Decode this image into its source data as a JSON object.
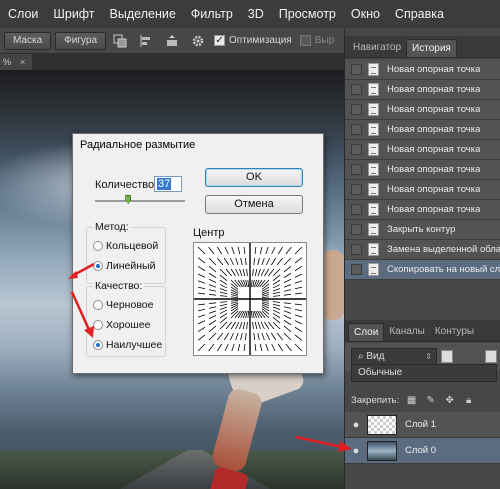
{
  "menu": [
    "Слои",
    "Шрифт",
    "Выделение",
    "Фильтр",
    "3D",
    "Просмотр",
    "Окно",
    "Справка"
  ],
  "options_bar": {
    "mask_label": "Маска",
    "shape_label": "Фигура",
    "optimize_label": "Оптимизация",
    "cut_label": "Выр"
  },
  "document": {
    "tab_label": "%",
    "tab_close": "×"
  },
  "history_panel": {
    "tabs": [
      "Навигатор",
      "История"
    ],
    "active_tab": "История",
    "items": [
      "Новая опорная точка",
      "Новая опорная точка",
      "Новая опорная точка",
      "Новая опорная точка",
      "Новая опорная точка",
      "Новая опорная точка",
      "Новая опорная точка",
      "Новая опорная точка",
      "Закрыть контур",
      "Замена выделенной обла",
      "Скопировать на новый сл"
    ],
    "selected_index": 10
  },
  "layers_panel": {
    "tabs": [
      "Слои",
      "Каналы",
      "Контуры"
    ],
    "active_tab": "Слои",
    "kind_filter": "Вид",
    "blend_mode": "Обычные",
    "lock_label": "Закрепить:",
    "layers": [
      {
        "name": "Слой 1",
        "thumb": "transparent",
        "selected": false
      },
      {
        "name": "Слой 0",
        "thumb": "image",
        "selected": true
      }
    ]
  },
  "dialog": {
    "title": "Радиальное размытие",
    "amount_label": "Количество",
    "amount_value": "37",
    "amount_slider_fraction": 0.37,
    "ok_label": "OK",
    "cancel_label": "Отмена",
    "method_label": "Метод:",
    "method_options": [
      "Кольцевой",
      "Линейный"
    ],
    "method_selected": "Линейный",
    "quality_label": "Качество:",
    "quality_options": [
      "Черновое",
      "Хорошее",
      "Наилучшее"
    ],
    "quality_selected": "Наилучшее",
    "center_label": "Центр"
  },
  "colors": {
    "selection_highlight": "#5b6b80",
    "annotation_arrow": "#e02020"
  }
}
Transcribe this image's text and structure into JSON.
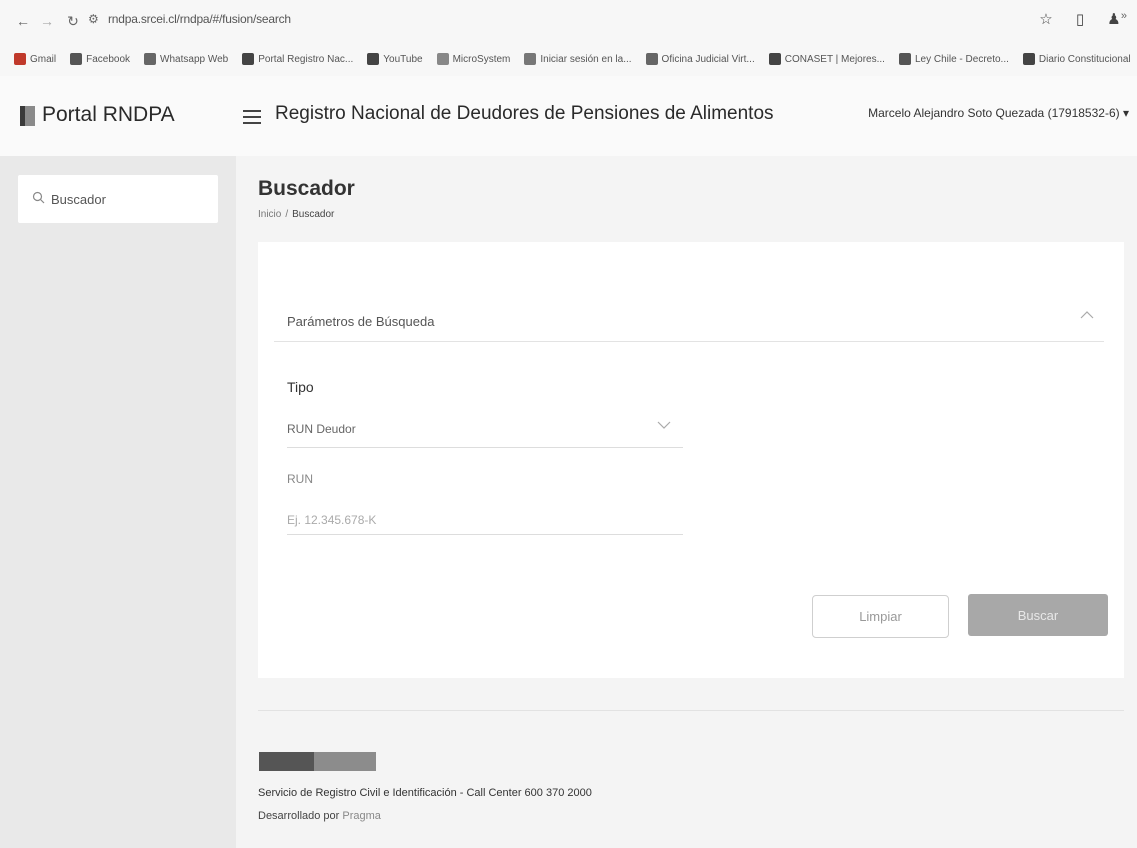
{
  "browser": {
    "url": "rndpa.srcei.cl/rndpa/#/fusion/search",
    "bookmarks": [
      {
        "label": "Gmail",
        "icon": "gmail-icon",
        "color": "#c0392b"
      },
      {
        "label": "Facebook",
        "icon": "facebook-icon",
        "color": "#555555"
      },
      {
        "label": "Whatsapp Web",
        "icon": "whatsapp-icon",
        "color": "#666666"
      },
      {
        "label": "Portal Registro Nac...",
        "icon": "portal-icon",
        "color": "#444444"
      },
      {
        "label": "YouTube",
        "icon": "youtube-icon",
        "color": "#444444"
      },
      {
        "label": "MicroSystem",
        "icon": "microsystem-icon",
        "color": "#888888"
      },
      {
        "label": "Iniciar sesión en la...",
        "icon": "microsoft-icon",
        "color": "#777777"
      },
      {
        "label": "Oficina Judicial Virt...",
        "icon": "judicial-icon",
        "color": "#666666"
      },
      {
        "label": "CONASET | Mejores...",
        "icon": "conaset-icon",
        "color": "#444444"
      },
      {
        "label": "Ley Chile - Decreto...",
        "icon": "leychile-icon",
        "color": "#555555"
      },
      {
        "label": "Diario Constitucional",
        "icon": "diario-icon",
        "color": "#444444"
      }
    ]
  },
  "header": {
    "logo_text": "Portal RNDPA",
    "title": "Registro Nacional de Deudores de Pensiones de Alimentos",
    "user": "Marcelo Alejandro Soto Quezada (17918532-6)"
  },
  "sidebar": {
    "items": [
      {
        "label": "Buscador",
        "icon": "search-icon"
      }
    ]
  },
  "main": {
    "title": "Buscador",
    "breadcrumb": {
      "home": "Inicio",
      "separator": "/",
      "current": "Buscador"
    },
    "panel_title": "Parámetros de Búsqueda",
    "tipo_label": "Tipo",
    "tipo_value": "RUN Deudor",
    "run_label": "RUN",
    "run_placeholder": "Ej. 12.345.678-K",
    "clear_label": "Limpiar",
    "search_label": "Buscar"
  },
  "footer": {
    "line1": "Servicio de Registro Civil e Identificación - Call Center 600 370 2000",
    "line2_prefix": "Desarrollado por",
    "line2_link": "Pragma"
  }
}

────

What you have to do: Read through the entries and copy every line that includes "image".

Final result:
Decode this image into its source data as a JSON object.
        "thumb": "image",
Transcribe this image's text and structure into JSON.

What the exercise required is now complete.